***** Extracted entries *****

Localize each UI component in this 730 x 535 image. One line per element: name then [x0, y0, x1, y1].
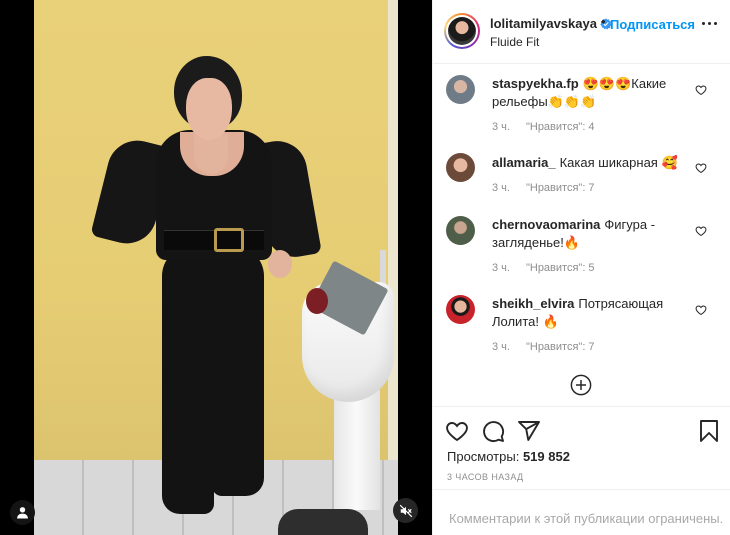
comment-time[interactable]: 3 ч. — [492, 182, 510, 194]
neck — [194, 134, 228, 174]
door-frame — [388, 0, 398, 460]
comment-time[interactable]: 3 ч. — [492, 262, 510, 274]
post-details-panel: lolitamilyavskaya • Подписаться Fluide F… — [432, 0, 730, 535]
flower — [306, 288, 328, 314]
user-tag-icon — [17, 507, 28, 519]
comment-text-block: allamaria_ Какая шикарная 🥰 — [492, 154, 692, 172]
comment-text-block: staspyekha.fp 😍😍😍Какие рельефы👏👏👏 — [492, 75, 692, 111]
author-username-link[interactable]: lolitamilyavskaya — [490, 16, 612, 31]
person-figure — [90, 54, 322, 524]
post-actions: Просмотры: 519 852 3 часов назад Коммент… — [433, 406, 730, 535]
more-options-icon — [714, 22, 717, 25]
face — [186, 78, 232, 140]
comment-time[interactable]: 3 ч. — [492, 121, 510, 133]
comment-icon[interactable] — [481, 419, 505, 443]
post-media-video[interactable] — [0, 0, 432, 535]
comments-list[interactable]: staspyekha.fp 😍😍😍Какие рельефы👏👏👏 3 ч. "Нр… — [433, 64, 730, 406]
commenter-username[interactable]: sheikh_elvira — [492, 296, 574, 311]
share-icon[interactable] — [517, 419, 541, 443]
comment-text-block: sheikh_elvira Потрясающая Лолита! 🔥 — [492, 295, 692, 331]
heart-icon[interactable] — [695, 225, 707, 237]
comments-limited-notice: Комментарии к этой публикации ограничены… — [433, 489, 730, 535]
plus-circle-icon[interactable] — [570, 374, 592, 396]
commenter-avatar[interactable] — [446, 295, 475, 324]
views-count[interactable]: Просмотры: 519 852 — [447, 449, 570, 464]
right-leg — [212, 246, 264, 496]
views-label: Просмотры: — [447, 449, 520, 464]
commenter-avatar[interactable] — [446, 153, 475, 182]
heart-icon[interactable] — [695, 304, 707, 316]
comment-likes[interactable]: "Нравится": 7 — [526, 341, 595, 353]
author-username[interactable]: lolitamilyavskaya — [490, 16, 597, 31]
left-leg — [162, 246, 214, 514]
comment-meta: 3 ч. "Нравится": 7 — [492, 182, 611, 194]
author-avatar[interactable] — [444, 13, 480, 49]
header-separator: • — [601, 14, 606, 29]
comment-meta: 3 ч. "Нравится": 7 — [492, 341, 611, 353]
heart-icon[interactable] — [445, 419, 469, 443]
post-header: lolitamilyavskaya • Подписаться Fluide F… — [433, 0, 730, 64]
commenter-avatar[interactable] — [446, 216, 475, 245]
comment-meta: 3 ч. "Нравится": 4 — [492, 121, 611, 133]
comment-text-block: chernovaomarina Фигура - загляденье!🔥 — [492, 216, 692, 252]
comment-meta: 3 ч. "Нравится": 5 — [492, 262, 611, 274]
comment-text: Какая шикарная 🥰 — [559, 155, 678, 170]
belt-buckle — [214, 228, 244, 252]
more-options-button[interactable] — [702, 22, 717, 25]
comment-likes[interactable]: "Нравится": 4 — [526, 121, 595, 133]
more-options-icon — [702, 22, 705, 25]
follow-button[interactable]: Подписаться — [610, 17, 695, 32]
post-timestamp[interactable]: 3 часов назад — [447, 472, 524, 482]
location-link[interactable]: Fluide Fit — [490, 35, 539, 49]
heart-icon[interactable] — [695, 84, 707, 96]
author-avatar-photo — [448, 17, 476, 45]
video-frame — [34, 0, 398, 535]
mute-button[interactable] — [393, 498, 418, 523]
commenter-username[interactable]: chernovaomarina — [492, 217, 600, 232]
comment-likes[interactable]: "Нравится": 5 — [526, 262, 595, 274]
heart-icon[interactable] — [695, 162, 707, 174]
more-options-icon — [708, 22, 711, 25]
comment-likes[interactable]: "Нравится": 7 — [526, 182, 595, 194]
speaker-muted-icon — [399, 504, 412, 517]
commenter-username[interactable]: allamaria_ — [492, 155, 556, 170]
bookmark-icon[interactable] — [697, 419, 721, 443]
commenter-username[interactable]: staspyekha.fp — [492, 76, 579, 91]
comment-time[interactable]: 3 ч. — [492, 341, 510, 353]
commenter-avatar[interactable] — [446, 75, 475, 104]
user-tag-button[interactable] — [10, 500, 35, 525]
views-number: 519 852 — [522, 449, 570, 464]
sink-pedestal — [334, 390, 380, 510]
right-hand — [268, 250, 292, 278]
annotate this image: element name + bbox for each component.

*****

- **Task brief**
Please give again the stretch of the data from the line containing "comment-time[interactable]: 3 ч. — [492, 182, 510, 194]" through the line containing "heart-icon[interactable] — [445, 419, 469, 443]", changing "comment-likes" to "comment-reactions" and leaving everything else the same.

- **Solution for this exercise**
comment-time[interactable]: 3 ч. — [492, 182, 510, 194]
neck — [194, 134, 228, 174]
door-frame — [388, 0, 398, 460]
comment-time[interactable]: 3 ч. — [492, 262, 510, 274]
post-details-panel: lolitamilyavskaya • Подписаться Fluide F… — [432, 0, 730, 535]
flower — [306, 288, 328, 314]
user-tag-icon — [17, 507, 28, 519]
comment-text-block: allamaria_ Какая шикарная 🥰 — [492, 154, 692, 172]
comment-text-block: staspyekha.fp 😍😍😍Какие рельефы👏👏👏 — [492, 75, 692, 111]
author-username-link[interactable]: lolitamilyavskaya — [490, 16, 612, 31]
person-figure — [90, 54, 322, 524]
post-actions: Просмотры: 519 852 3 часов назад Коммент… — [433, 406, 730, 535]
more-options-icon — [714, 22, 717, 25]
face — [186, 78, 232, 140]
comment-time[interactable]: 3 ч. — [492, 121, 510, 133]
comment-icon[interactable] — [481, 419, 505, 443]
post-media-video[interactable] — [0, 0, 432, 535]
comments-list[interactable]: staspyekha.fp 😍😍😍Какие рельефы👏👏👏 3 ч. "Нр… — [433, 64, 730, 406]
commenter-username[interactable]: sheikh_elvira — [492, 296, 574, 311]
share-icon[interactable] — [517, 419, 541, 443]
comment-text-block: sheikh_elvira Потрясающая Лолита! 🔥 — [492, 295, 692, 331]
heart-icon[interactable] — [695, 225, 707, 237]
comments-limited-notice: Комментарии к этой публикации ограничены… — [433, 489, 730, 535]
plus-circle-icon[interactable] — [570, 374, 592, 396]
commenter-avatar[interactable] — [446, 295, 475, 324]
views-count[interactable]: Просмотры: 519 852 — [447, 449, 570, 464]
right-leg — [212, 246, 264, 496]
views-label: Просмотры: — [447, 449, 520, 464]
commenter-avatar[interactable] — [446, 153, 475, 182]
heart-icon[interactable] — [695, 304, 707, 316]
comment-reactions[interactable]: "Нравится": 7 — [526, 341, 595, 353]
author-username[interactable]: lolitamilyavskaya — [490, 16, 597, 31]
left-leg — [162, 246, 214, 514]
comment-meta: 3 ч. "Нравится": 7 — [492, 182, 611, 194]
author-avatar[interactable] — [444, 13, 480, 49]
header-separator: • — [601, 14, 606, 29]
comment-meta: 3 ч. "Нравится": 7 — [492, 341, 611, 353]
heart-icon[interactable] — [445, 419, 469, 443]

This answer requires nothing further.